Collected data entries
# # #

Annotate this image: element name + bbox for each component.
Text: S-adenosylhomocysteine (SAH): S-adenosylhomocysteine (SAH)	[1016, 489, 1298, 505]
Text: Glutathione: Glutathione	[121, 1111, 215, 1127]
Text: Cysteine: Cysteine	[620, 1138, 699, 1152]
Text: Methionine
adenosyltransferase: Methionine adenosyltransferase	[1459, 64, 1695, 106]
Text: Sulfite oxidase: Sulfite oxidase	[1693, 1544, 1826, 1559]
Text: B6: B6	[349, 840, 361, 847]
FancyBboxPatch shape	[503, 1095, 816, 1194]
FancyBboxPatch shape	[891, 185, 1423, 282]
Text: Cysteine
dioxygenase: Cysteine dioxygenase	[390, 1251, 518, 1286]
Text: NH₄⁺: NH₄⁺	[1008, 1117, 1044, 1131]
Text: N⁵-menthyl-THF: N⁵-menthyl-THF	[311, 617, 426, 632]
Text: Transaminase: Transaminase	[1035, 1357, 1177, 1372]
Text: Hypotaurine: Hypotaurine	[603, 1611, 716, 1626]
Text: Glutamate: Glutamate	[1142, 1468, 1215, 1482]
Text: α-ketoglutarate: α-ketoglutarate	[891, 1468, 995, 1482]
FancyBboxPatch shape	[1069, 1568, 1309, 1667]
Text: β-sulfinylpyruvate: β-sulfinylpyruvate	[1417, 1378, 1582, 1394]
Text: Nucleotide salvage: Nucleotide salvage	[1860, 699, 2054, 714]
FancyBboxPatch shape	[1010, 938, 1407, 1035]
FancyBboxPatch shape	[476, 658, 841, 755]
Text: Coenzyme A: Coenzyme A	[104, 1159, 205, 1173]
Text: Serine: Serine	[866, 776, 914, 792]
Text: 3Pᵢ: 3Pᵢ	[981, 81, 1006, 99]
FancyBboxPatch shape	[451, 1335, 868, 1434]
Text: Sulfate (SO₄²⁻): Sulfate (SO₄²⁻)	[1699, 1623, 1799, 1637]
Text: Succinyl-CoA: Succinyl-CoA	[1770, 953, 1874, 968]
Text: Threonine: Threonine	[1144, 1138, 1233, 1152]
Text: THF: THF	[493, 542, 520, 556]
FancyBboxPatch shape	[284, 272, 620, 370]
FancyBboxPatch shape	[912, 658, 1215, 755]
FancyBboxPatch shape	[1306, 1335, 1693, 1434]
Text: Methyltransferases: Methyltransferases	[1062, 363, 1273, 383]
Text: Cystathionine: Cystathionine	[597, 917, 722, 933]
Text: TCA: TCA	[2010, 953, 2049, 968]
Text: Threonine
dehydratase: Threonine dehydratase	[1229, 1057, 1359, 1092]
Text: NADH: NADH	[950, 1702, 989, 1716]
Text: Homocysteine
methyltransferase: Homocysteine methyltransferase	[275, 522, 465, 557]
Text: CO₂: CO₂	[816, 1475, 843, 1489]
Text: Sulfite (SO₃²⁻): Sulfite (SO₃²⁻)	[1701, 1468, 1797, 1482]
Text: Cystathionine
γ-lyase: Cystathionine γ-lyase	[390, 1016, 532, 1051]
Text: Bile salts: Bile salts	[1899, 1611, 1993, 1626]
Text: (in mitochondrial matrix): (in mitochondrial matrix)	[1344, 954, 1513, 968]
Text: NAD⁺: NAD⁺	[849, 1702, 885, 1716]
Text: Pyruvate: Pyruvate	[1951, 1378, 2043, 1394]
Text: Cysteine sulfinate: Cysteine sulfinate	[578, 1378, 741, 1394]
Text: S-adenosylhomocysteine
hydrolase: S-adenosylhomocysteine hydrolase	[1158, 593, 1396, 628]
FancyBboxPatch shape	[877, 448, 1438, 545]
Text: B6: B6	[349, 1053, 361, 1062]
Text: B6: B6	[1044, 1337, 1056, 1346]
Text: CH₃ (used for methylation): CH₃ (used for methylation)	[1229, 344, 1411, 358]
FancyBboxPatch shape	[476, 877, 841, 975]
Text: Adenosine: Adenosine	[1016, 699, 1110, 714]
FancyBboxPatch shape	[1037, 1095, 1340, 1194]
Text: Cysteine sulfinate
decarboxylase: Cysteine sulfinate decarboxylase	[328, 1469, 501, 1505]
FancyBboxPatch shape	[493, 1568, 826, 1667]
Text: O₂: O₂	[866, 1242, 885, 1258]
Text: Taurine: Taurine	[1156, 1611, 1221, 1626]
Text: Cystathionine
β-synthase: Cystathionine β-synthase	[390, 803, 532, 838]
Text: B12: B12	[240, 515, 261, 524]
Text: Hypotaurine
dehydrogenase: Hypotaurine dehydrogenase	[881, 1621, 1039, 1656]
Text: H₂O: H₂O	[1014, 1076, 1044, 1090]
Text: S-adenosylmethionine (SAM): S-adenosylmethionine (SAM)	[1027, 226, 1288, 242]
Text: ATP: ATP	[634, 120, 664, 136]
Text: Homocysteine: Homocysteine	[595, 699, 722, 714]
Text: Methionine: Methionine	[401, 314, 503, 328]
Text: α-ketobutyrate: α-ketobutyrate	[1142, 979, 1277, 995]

# # #

### Requirement:
Nothing in the records may change. Print all of them.

### Output of the exercise:
Annotate this image: element name + bbox for each component.
Text: S-adenosylhomocysteine (SAH): S-adenosylhomocysteine (SAH)	[1016, 489, 1298, 505]
Text: Glutathione: Glutathione	[121, 1111, 215, 1127]
Text: Cysteine: Cysteine	[620, 1138, 699, 1152]
Text: Methionine
adenosyltransferase: Methionine adenosyltransferase	[1459, 64, 1695, 106]
Text: Sulfite oxidase: Sulfite oxidase	[1693, 1544, 1826, 1559]
Text: B6: B6	[349, 840, 361, 847]
FancyBboxPatch shape	[503, 1095, 816, 1194]
FancyBboxPatch shape	[891, 185, 1423, 282]
Text: Cysteine
dioxygenase: Cysteine dioxygenase	[390, 1251, 518, 1286]
Text: NH₄⁺: NH₄⁺	[1008, 1117, 1044, 1131]
Text: N⁵-menthyl-THF: N⁵-menthyl-THF	[311, 617, 426, 632]
Text: Transaminase: Transaminase	[1035, 1357, 1177, 1372]
Text: Hypotaurine: Hypotaurine	[603, 1611, 716, 1626]
Text: Glutamate: Glutamate	[1142, 1468, 1215, 1482]
Text: α-ketoglutarate: α-ketoglutarate	[891, 1468, 995, 1482]
FancyBboxPatch shape	[1069, 1568, 1309, 1667]
Text: β-sulfinylpyruvate: β-sulfinylpyruvate	[1417, 1378, 1582, 1394]
Text: Nucleotide salvage: Nucleotide salvage	[1860, 699, 2054, 714]
FancyBboxPatch shape	[1010, 938, 1407, 1035]
FancyBboxPatch shape	[476, 658, 841, 755]
Text: Coenzyme A: Coenzyme A	[104, 1159, 205, 1173]
Text: Serine: Serine	[866, 776, 914, 792]
Text: 3Pᵢ: 3Pᵢ	[981, 81, 1006, 99]
FancyBboxPatch shape	[451, 1335, 868, 1434]
Text: Sulfate (SO₄²⁻): Sulfate (SO₄²⁻)	[1699, 1623, 1799, 1637]
Text: Succinyl-CoA: Succinyl-CoA	[1770, 953, 1874, 968]
Text: Threonine: Threonine	[1144, 1138, 1233, 1152]
Text: THF: THF	[493, 542, 520, 556]
FancyBboxPatch shape	[284, 272, 620, 370]
FancyBboxPatch shape	[912, 658, 1215, 755]
FancyBboxPatch shape	[1306, 1335, 1693, 1434]
Text: Methyltransferases: Methyltransferases	[1062, 363, 1273, 383]
Text: Cystathionine: Cystathionine	[597, 917, 722, 933]
Text: TCA: TCA	[2010, 953, 2049, 968]
Text: Threonine
dehydratase: Threonine dehydratase	[1229, 1057, 1359, 1092]
Text: NADH: NADH	[950, 1702, 989, 1716]
Text: Homocysteine
methyltransferase: Homocysteine methyltransferase	[275, 522, 465, 557]
Text: CO₂: CO₂	[816, 1475, 843, 1489]
Text: Sulfite (SO₃²⁻): Sulfite (SO₃²⁻)	[1701, 1468, 1797, 1482]
Text: Cystathionine
γ-lyase: Cystathionine γ-lyase	[390, 1016, 532, 1051]
Text: Bile salts: Bile salts	[1899, 1611, 1993, 1626]
Text: (in mitochondrial matrix): (in mitochondrial matrix)	[1344, 954, 1513, 968]
Text: NAD⁺: NAD⁺	[849, 1702, 885, 1716]
Text: Pyruvate: Pyruvate	[1951, 1378, 2043, 1394]
Text: Cysteine sulfinate: Cysteine sulfinate	[578, 1378, 741, 1394]
Text: S-adenosylhomocysteine
hydrolase: S-adenosylhomocysteine hydrolase	[1158, 593, 1396, 628]
FancyBboxPatch shape	[877, 448, 1438, 545]
Text: B6: B6	[349, 1053, 361, 1062]
Text: B6: B6	[1044, 1337, 1056, 1346]
Text: CH₃ (used for methylation): CH₃ (used for methylation)	[1229, 344, 1411, 358]
FancyBboxPatch shape	[476, 877, 841, 975]
Text: Adenosine: Adenosine	[1016, 699, 1110, 714]
FancyBboxPatch shape	[1037, 1095, 1340, 1194]
Text: Cysteine sulfinate
decarboxylase: Cysteine sulfinate decarboxylase	[328, 1469, 501, 1505]
FancyBboxPatch shape	[493, 1568, 826, 1667]
Text: O₂: O₂	[866, 1242, 885, 1258]
Text: Taurine: Taurine	[1156, 1611, 1221, 1626]
Text: Cystathionine
β-synthase: Cystathionine β-synthase	[390, 803, 532, 838]
Text: B12: B12	[240, 515, 261, 524]
Text: Hypotaurine
dehydrogenase: Hypotaurine dehydrogenase	[881, 1621, 1039, 1656]
Text: H₂O: H₂O	[1014, 1076, 1044, 1090]
Text: S-adenosylmethionine (SAM): S-adenosylmethionine (SAM)	[1027, 226, 1288, 242]
Text: ATP: ATP	[634, 120, 664, 136]
Text: Homocysteine: Homocysteine	[595, 699, 722, 714]
Text: Methionine: Methionine	[401, 314, 503, 328]
Text: α-ketobutyrate: α-ketobutyrate	[1142, 979, 1277, 995]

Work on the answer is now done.